(Data records for software interfaces)
=== Section Start ===

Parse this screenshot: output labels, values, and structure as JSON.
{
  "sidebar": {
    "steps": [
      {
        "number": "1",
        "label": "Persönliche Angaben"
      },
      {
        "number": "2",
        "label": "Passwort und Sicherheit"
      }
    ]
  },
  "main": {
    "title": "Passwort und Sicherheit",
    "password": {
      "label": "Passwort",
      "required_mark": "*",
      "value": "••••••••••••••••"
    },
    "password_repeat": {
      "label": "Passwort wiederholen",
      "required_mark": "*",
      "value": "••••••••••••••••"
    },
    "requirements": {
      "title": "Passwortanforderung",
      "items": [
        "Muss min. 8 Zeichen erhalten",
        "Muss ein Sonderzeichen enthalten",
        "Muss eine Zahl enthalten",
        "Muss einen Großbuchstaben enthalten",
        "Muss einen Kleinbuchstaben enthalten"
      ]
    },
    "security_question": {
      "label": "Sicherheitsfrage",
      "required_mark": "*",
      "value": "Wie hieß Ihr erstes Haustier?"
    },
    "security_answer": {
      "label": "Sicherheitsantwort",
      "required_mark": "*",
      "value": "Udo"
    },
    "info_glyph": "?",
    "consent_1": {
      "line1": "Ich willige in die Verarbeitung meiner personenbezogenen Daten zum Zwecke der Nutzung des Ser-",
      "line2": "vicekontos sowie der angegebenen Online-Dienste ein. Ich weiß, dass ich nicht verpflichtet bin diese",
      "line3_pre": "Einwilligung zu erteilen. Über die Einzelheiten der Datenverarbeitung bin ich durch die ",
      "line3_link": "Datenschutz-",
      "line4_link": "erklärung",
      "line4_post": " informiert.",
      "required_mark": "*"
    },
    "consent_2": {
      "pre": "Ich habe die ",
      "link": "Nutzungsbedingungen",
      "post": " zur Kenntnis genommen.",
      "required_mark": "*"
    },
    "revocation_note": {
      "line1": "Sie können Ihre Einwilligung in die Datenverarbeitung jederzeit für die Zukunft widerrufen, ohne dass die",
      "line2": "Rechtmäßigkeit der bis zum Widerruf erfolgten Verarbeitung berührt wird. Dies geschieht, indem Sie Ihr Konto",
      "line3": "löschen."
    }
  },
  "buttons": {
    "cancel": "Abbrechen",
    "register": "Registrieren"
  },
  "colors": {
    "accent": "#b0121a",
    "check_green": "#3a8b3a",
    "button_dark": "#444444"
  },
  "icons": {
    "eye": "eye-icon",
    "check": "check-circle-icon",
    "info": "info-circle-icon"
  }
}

=== Section End ===
=== Section Start ===

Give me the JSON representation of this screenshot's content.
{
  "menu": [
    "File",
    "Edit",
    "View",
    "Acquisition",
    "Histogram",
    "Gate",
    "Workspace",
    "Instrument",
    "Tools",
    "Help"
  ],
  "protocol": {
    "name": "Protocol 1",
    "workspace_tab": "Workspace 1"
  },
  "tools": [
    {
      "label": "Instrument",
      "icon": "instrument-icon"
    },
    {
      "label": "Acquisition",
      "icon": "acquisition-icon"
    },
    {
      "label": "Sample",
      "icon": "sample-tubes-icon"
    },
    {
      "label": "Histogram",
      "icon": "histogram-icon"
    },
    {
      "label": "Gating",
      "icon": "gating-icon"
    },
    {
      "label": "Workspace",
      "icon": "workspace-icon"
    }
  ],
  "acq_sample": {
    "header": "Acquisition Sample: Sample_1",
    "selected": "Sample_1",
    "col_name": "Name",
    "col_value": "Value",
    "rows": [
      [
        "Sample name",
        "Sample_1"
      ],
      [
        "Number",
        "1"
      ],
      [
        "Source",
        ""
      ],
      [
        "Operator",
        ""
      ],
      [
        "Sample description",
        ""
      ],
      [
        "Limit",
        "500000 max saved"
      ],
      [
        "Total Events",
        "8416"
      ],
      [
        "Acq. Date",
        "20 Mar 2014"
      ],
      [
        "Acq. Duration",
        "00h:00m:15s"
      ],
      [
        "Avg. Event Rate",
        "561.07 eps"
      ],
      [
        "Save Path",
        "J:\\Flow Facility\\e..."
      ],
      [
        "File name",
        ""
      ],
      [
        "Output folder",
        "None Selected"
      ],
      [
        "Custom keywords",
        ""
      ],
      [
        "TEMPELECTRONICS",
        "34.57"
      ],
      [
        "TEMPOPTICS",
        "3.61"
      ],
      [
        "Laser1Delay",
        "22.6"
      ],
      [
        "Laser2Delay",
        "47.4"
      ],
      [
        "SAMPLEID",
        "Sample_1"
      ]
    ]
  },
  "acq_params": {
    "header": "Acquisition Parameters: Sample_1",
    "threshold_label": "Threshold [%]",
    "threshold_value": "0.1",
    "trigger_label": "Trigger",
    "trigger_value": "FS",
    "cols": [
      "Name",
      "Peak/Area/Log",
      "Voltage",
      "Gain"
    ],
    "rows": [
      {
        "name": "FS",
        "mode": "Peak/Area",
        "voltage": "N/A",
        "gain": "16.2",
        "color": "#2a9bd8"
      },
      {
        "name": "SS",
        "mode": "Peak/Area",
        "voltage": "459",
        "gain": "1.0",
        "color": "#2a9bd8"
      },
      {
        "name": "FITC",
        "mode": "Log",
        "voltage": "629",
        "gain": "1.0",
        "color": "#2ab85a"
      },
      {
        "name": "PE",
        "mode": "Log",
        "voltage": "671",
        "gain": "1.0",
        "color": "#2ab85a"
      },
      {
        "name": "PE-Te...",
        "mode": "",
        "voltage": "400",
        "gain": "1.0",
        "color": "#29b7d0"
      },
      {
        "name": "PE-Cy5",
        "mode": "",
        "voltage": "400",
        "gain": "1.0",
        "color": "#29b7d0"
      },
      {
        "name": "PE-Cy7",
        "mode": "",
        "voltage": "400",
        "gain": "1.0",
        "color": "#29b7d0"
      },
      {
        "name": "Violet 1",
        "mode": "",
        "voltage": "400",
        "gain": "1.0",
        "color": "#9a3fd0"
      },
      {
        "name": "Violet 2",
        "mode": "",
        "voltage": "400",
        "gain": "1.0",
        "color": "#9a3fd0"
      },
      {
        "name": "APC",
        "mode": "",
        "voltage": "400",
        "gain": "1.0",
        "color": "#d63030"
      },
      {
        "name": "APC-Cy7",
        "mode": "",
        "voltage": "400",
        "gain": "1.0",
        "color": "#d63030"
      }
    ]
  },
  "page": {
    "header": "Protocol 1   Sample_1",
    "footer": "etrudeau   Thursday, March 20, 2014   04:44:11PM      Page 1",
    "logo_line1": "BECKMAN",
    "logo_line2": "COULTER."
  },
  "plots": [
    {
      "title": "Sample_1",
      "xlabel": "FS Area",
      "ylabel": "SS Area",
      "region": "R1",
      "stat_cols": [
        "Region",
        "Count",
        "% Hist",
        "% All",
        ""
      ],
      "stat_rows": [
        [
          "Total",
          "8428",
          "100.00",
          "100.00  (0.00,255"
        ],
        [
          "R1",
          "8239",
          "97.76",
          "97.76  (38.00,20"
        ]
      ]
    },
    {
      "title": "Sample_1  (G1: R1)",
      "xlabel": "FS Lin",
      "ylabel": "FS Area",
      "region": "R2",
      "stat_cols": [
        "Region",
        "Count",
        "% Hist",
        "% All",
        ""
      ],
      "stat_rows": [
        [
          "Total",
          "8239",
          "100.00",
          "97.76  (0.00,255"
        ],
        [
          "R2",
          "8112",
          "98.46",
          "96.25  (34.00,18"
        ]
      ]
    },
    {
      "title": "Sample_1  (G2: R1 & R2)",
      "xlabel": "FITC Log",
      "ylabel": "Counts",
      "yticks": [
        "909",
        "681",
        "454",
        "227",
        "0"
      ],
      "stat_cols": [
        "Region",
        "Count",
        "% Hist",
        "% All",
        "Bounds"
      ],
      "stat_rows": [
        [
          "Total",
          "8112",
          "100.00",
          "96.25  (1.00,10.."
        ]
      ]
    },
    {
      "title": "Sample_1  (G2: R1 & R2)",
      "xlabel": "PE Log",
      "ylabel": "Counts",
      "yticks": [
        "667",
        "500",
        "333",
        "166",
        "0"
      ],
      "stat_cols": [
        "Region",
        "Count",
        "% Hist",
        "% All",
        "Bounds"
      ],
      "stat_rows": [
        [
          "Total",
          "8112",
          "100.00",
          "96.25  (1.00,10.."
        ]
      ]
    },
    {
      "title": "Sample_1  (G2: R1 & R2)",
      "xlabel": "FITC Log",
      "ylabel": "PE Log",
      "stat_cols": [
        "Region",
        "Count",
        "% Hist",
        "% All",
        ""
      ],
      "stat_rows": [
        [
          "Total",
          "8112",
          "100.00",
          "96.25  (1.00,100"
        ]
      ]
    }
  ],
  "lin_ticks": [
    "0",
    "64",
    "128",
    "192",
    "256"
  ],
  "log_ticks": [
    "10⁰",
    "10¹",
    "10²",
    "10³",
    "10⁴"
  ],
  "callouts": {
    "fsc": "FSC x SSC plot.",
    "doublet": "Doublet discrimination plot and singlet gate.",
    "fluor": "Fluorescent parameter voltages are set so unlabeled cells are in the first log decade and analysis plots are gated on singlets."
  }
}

=== Section End ===

● **What the task asks**
Copy out every line of the data in which the word "circle" is found.

● **Solved problem**
    "check": "check-circle-icon",
    "info": "info-circle-icon"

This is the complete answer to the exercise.